PROVIDED INFORMATION:
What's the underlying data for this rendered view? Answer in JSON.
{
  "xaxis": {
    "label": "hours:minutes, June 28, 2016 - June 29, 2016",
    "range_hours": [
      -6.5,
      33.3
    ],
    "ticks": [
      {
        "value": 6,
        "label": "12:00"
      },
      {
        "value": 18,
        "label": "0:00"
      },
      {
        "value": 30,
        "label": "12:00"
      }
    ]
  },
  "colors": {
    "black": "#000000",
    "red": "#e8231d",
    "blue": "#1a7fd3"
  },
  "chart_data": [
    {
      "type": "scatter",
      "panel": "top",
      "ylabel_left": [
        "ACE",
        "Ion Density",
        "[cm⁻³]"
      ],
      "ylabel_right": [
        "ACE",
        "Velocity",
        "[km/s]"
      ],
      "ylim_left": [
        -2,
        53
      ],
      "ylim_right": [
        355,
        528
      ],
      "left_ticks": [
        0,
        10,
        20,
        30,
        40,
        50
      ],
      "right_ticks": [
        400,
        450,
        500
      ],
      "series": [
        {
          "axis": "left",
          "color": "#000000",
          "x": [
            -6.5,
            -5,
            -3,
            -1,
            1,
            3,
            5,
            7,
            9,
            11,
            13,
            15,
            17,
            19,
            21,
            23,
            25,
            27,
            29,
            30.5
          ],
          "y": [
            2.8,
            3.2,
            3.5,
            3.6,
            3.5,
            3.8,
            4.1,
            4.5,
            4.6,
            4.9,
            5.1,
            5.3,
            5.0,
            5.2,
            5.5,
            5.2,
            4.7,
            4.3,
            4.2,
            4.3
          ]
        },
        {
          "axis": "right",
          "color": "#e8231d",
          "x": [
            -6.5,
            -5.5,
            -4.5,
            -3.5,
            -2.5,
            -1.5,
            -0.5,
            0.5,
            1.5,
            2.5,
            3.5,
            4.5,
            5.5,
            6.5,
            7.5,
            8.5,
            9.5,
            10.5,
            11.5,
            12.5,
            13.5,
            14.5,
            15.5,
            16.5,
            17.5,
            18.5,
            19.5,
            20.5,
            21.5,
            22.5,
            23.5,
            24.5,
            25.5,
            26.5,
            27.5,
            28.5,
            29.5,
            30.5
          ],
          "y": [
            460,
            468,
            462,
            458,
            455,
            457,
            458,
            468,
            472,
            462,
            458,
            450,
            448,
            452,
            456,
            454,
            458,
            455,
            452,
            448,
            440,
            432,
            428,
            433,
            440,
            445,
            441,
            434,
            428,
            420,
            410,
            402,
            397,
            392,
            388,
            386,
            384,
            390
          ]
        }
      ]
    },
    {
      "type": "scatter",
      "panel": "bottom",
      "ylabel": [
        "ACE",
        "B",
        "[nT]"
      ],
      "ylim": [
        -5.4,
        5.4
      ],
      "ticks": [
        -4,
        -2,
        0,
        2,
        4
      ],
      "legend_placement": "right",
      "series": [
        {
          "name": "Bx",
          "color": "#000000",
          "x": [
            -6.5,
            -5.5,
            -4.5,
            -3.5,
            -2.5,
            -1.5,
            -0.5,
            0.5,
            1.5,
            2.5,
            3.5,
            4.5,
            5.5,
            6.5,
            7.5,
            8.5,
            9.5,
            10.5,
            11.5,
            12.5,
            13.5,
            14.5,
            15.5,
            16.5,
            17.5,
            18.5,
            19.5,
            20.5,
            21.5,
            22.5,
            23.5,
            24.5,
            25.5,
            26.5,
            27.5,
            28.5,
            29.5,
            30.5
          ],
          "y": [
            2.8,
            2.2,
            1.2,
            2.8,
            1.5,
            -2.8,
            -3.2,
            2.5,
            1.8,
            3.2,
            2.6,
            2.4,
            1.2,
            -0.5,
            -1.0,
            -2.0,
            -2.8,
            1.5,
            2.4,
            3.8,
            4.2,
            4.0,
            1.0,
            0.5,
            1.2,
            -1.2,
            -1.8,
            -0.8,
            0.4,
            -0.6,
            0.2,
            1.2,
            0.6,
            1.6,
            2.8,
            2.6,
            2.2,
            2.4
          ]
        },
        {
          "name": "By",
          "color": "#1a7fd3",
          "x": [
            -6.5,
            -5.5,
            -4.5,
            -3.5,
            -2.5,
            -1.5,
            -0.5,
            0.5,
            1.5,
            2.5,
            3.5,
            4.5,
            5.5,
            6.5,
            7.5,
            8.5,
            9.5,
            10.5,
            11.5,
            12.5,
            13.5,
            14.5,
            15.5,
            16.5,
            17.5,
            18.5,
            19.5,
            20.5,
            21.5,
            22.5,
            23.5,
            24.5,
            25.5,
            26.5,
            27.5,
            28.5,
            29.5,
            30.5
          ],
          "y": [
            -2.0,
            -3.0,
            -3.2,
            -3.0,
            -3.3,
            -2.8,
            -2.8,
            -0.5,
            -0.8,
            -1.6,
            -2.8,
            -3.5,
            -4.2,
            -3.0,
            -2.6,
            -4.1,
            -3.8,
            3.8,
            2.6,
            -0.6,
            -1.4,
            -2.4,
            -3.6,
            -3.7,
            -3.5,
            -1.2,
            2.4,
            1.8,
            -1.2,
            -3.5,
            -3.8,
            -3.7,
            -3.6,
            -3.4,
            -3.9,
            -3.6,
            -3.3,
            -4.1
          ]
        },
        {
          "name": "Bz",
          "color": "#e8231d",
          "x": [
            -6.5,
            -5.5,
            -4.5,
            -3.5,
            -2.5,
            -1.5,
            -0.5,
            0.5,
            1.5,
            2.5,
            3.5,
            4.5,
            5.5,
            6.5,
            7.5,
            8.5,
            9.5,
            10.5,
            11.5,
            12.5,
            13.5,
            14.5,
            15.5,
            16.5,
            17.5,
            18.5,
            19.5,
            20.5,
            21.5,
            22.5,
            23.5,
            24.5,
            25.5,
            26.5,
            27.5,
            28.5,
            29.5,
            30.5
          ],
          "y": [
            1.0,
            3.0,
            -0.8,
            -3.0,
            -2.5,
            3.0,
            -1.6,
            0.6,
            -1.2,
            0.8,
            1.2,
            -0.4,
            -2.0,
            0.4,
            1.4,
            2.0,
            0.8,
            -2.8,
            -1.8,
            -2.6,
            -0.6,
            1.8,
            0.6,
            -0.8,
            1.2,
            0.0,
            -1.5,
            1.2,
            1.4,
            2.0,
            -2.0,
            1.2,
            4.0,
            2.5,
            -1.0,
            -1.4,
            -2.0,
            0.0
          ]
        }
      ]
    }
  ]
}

WHAT IS BEING ASKED:
Type out the full listing again, exactly as given.

OUTPUT FOR THIS EXERCISE:
What's the underlying data for this rendered view? Answer in JSON.
{
  "xaxis": {
    "label": "hours:minutes, June 28, 2016 - June 29, 2016",
    "range_hours": [
      -6.5,
      33.3
    ],
    "ticks": [
      {
        "value": 6,
        "label": "12:00"
      },
      {
        "value": 18,
        "label": "0:00"
      },
      {
        "value": 30,
        "label": "12:00"
      }
    ]
  },
  "colors": {
    "black": "#000000",
    "red": "#e8231d",
    "blue": "#1a7fd3"
  },
  "chart_data": [
    {
      "type": "scatter",
      "panel": "top",
      "ylabel_left": [
        "ACE",
        "Ion Density",
        "[cm⁻³]"
      ],
      "ylabel_right": [
        "ACE",
        "Velocity",
        "[km/s]"
      ],
      "ylim_left": [
        -2,
        53
      ],
      "ylim_right": [
        355,
        528
      ],
      "left_ticks": [
        0,
        10,
        20,
        30,
        40,
        50
      ],
      "right_ticks": [
        400,
        450,
        500
      ],
      "series": [
        {
          "axis": "left",
          "color": "#000000",
          "x": [
            -6.5,
            -5,
            -3,
            -1,
            1,
            3,
            5,
            7,
            9,
            11,
            13,
            15,
            17,
            19,
            21,
            23,
            25,
            27,
            29,
            30.5
          ],
          "y": [
            2.8,
            3.2,
            3.5,
            3.6,
            3.5,
            3.8,
            4.1,
            4.5,
            4.6,
            4.9,
            5.1,
            5.3,
            5.0,
            5.2,
            5.5,
            5.2,
            4.7,
            4.3,
            4.2,
            4.3
          ]
        },
        {
          "axis": "right",
          "color": "#e8231d",
          "x": [
            -6.5,
            -5.5,
            -4.5,
            -3.5,
            -2.5,
            -1.5,
            -0.5,
            0.5,
            1.5,
            2.5,
            3.5,
            4.5,
            5.5,
            6.5,
            7.5,
            8.5,
            9.5,
            10.5,
            11.5,
            12.5,
            13.5,
            14.5,
            15.5,
            16.5,
            17.5,
            18.5,
            19.5,
            20.5,
            21.5,
            22.5,
            23.5,
            24.5,
            25.5,
            26.5,
            27.5,
            28.5,
            29.5,
            30.5
          ],
          "y": [
            460,
            468,
            462,
            458,
            455,
            457,
            458,
            468,
            472,
            462,
            458,
            450,
            448,
            452,
            456,
            454,
            458,
            455,
            452,
            448,
            440,
            432,
            428,
            433,
            440,
            445,
            441,
            434,
            428,
            420,
            410,
            402,
            397,
            392,
            388,
            386,
            384,
            390
          ]
        }
      ]
    },
    {
      "type": "scatter",
      "panel": "bottom",
      "ylabel": [
        "ACE",
        "B",
        "[nT]"
      ],
      "ylim": [
        -5.4,
        5.4
      ],
      "ticks": [
        -4,
        -2,
        0,
        2,
        4
      ],
      "legend_placement": "right",
      "series": [
        {
          "name": "Bx",
          "color": "#000000",
          "x": [
            -6.5,
            -5.5,
            -4.5,
            -3.5,
            -2.5,
            -1.5,
            -0.5,
            0.5,
            1.5,
            2.5,
            3.5,
            4.5,
            5.5,
            6.5,
            7.5,
            8.5,
            9.5,
            10.5,
            11.5,
            12.5,
            13.5,
            14.5,
            15.5,
            16.5,
            17.5,
            18.5,
            19.5,
            20.5,
            21.5,
            22.5,
            23.5,
            24.5,
            25.5,
            26.5,
            27.5,
            28.5,
            29.5,
            30.5
          ],
          "y": [
            2.8,
            2.2,
            1.2,
            2.8,
            1.5,
            -2.8,
            -3.2,
            2.5,
            1.8,
            3.2,
            2.6,
            2.4,
            1.2,
            -0.5,
            -1.0,
            -2.0,
            -2.8,
            1.5,
            2.4,
            3.8,
            4.2,
            4.0,
            1.0,
            0.5,
            1.2,
            -1.2,
            -1.8,
            -0.8,
            0.4,
            -0.6,
            0.2,
            1.2,
            0.6,
            1.6,
            2.8,
            2.6,
            2.2,
            2.4
          ]
        },
        {
          "name": "By",
          "color": "#1a7fd3",
          "x": [
            -6.5,
            -5.5,
            -4.5,
            -3.5,
            -2.5,
            -1.5,
            -0.5,
            0.5,
            1.5,
            2.5,
            3.5,
            4.5,
            5.5,
            6.5,
            7.5,
            8.5,
            9.5,
            10.5,
            11.5,
            12.5,
            13.5,
            14.5,
            15.5,
            16.5,
            17.5,
            18.5,
            19.5,
            20.5,
            21.5,
            22.5,
            23.5,
            24.5,
            25.5,
            26.5,
            27.5,
            28.5,
            29.5,
            30.5
          ],
          "y": [
            -2.0,
            -3.0,
            -3.2,
            -3.0,
            -3.3,
            -2.8,
            -2.8,
            -0.5,
            -0.8,
            -1.6,
            -2.8,
            -3.5,
            -4.2,
            -3.0,
            -2.6,
            -4.1,
            -3.8,
            3.8,
            2.6,
            -0.6,
            -1.4,
            -2.4,
            -3.6,
            -3.7,
            -3.5,
            -1.2,
            2.4,
            1.8,
            -1.2,
            -3.5,
            -3.8,
            -3.7,
            -3.6,
            -3.4,
            -3.9,
            -3.6,
            -3.3,
            -4.1
          ]
        },
        {
          "name": "Bz",
          "color": "#e8231d",
          "x": [
            -6.5,
            -5.5,
            -4.5,
            -3.5,
            -2.5,
            -1.5,
            -0.5,
            0.5,
            1.5,
            2.5,
            3.5,
            4.5,
            5.5,
            6.5,
            7.5,
            8.5,
            9.5,
            10.5,
            11.5,
            12.5,
            13.5,
            14.5,
            15.5,
            16.5,
            17.5,
            18.5,
            19.5,
            20.5,
            21.5,
            22.5,
            23.5,
            24.5,
            25.5,
            26.5,
            27.5,
            28.5,
            29.5,
            30.5
          ],
          "y": [
            1.0,
            3.0,
            -0.8,
            -3.0,
            -2.5,
            3.0,
            -1.6,
            0.6,
            -1.2,
            0.8,
            1.2,
            -0.4,
            -2.0,
            0.4,
            1.4,
            2.0,
            0.8,
            -2.8,
            -1.8,
            -2.6,
            -0.6,
            1.8,
            0.6,
            -0.8,
            1.2,
            0.0,
            -1.5,
            1.2,
            1.4,
            2.0,
            -2.0,
            1.2,
            4.0,
            2.5,
            -1.0,
            -1.4,
            -2.0,
            0.0
          ]
        }
      ]
    }
  ]
}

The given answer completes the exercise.